[Raw records]

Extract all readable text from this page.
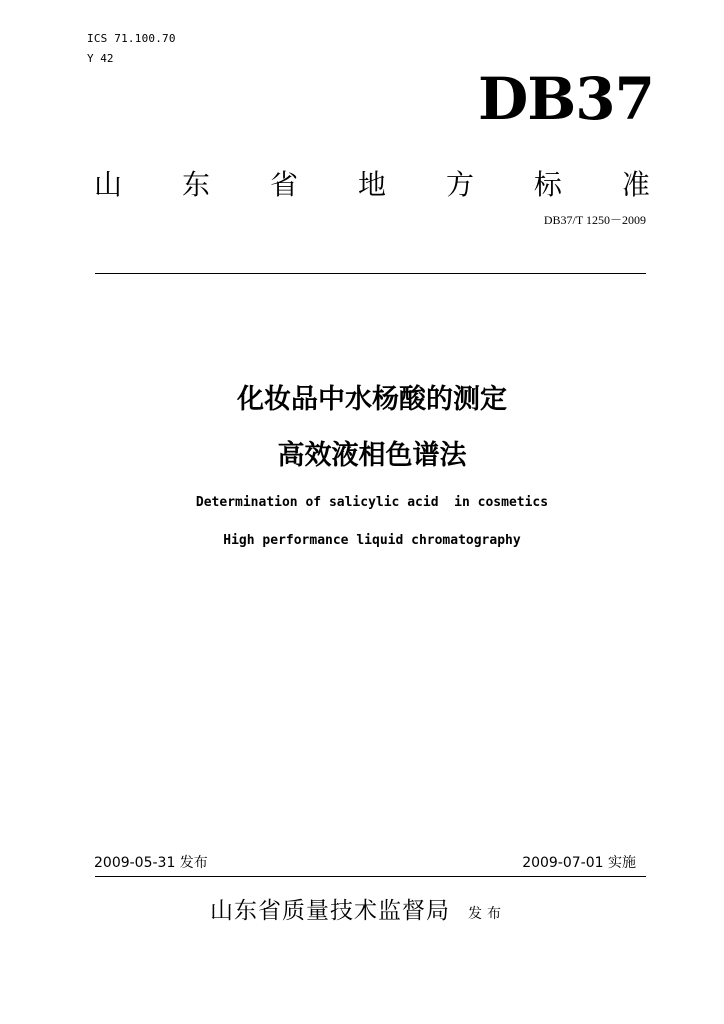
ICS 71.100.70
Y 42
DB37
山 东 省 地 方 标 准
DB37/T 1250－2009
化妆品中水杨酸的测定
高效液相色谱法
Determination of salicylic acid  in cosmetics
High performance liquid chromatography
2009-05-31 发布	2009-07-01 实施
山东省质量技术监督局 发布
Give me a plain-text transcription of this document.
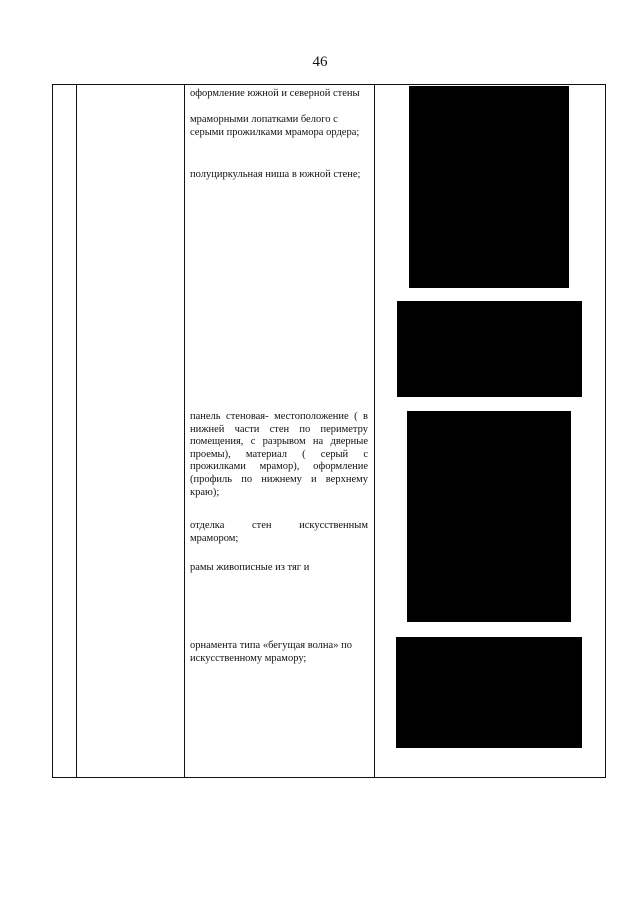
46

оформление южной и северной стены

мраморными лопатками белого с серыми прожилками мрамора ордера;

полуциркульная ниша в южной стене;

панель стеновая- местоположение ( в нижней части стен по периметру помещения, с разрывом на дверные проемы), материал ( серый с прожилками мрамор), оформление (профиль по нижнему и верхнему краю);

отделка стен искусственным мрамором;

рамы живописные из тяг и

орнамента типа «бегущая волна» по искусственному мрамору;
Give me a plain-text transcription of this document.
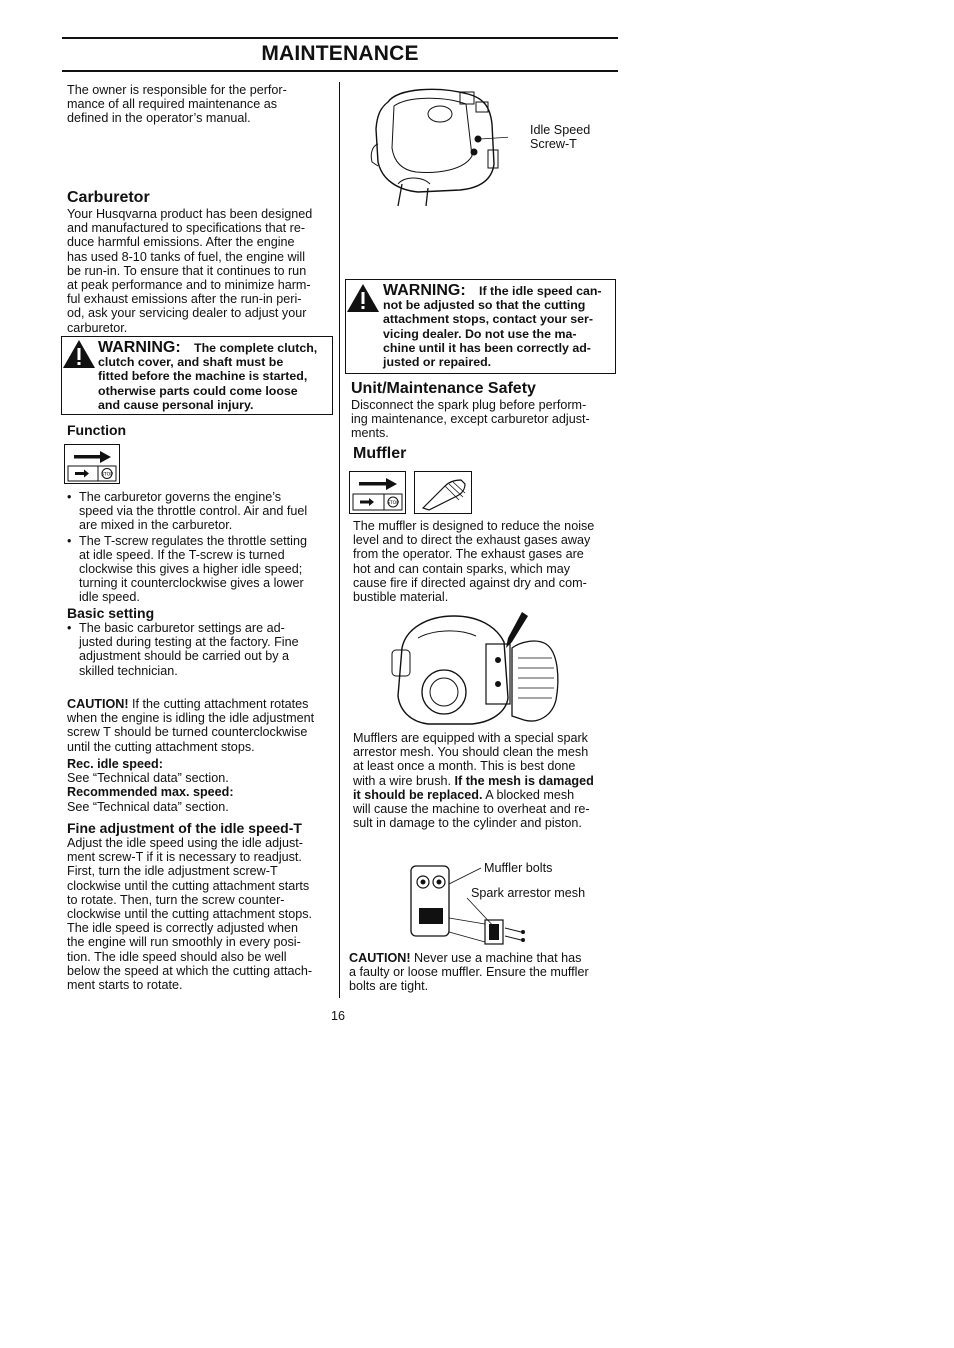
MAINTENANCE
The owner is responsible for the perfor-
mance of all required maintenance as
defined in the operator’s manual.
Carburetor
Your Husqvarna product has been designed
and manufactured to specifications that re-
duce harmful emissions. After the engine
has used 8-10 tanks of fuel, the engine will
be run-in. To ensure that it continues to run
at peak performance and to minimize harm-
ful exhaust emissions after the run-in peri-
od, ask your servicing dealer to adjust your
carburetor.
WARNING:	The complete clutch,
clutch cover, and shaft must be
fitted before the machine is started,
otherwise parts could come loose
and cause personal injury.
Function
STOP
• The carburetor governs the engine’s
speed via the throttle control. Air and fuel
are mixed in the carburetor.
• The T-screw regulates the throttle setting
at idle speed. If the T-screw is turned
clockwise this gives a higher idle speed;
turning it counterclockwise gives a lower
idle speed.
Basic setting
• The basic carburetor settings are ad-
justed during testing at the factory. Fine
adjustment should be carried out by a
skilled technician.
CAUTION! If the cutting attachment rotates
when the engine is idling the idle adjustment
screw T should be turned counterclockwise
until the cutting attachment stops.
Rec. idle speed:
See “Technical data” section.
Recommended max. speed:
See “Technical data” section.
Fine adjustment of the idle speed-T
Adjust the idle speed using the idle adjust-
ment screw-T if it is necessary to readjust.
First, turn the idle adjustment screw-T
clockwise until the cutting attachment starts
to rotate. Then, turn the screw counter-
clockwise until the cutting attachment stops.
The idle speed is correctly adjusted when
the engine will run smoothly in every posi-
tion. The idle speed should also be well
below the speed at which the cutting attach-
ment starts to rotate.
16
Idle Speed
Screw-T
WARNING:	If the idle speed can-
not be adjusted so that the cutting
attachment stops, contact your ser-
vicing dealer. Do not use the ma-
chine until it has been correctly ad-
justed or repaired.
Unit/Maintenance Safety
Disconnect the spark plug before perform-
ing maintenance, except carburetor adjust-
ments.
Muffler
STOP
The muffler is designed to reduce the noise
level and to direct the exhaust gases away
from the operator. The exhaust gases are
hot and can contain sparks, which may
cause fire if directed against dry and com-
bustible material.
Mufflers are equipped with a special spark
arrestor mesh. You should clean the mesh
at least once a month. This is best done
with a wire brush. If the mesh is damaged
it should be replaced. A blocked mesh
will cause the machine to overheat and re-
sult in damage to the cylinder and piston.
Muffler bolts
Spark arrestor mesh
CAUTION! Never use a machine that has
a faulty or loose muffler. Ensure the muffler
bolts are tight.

What the exercise asks
Check each line of the records for the word "gives", and show the lines that contain it.

Result below
clockwise this gives a higher idle speed;
turning it counterclockwise gives a lower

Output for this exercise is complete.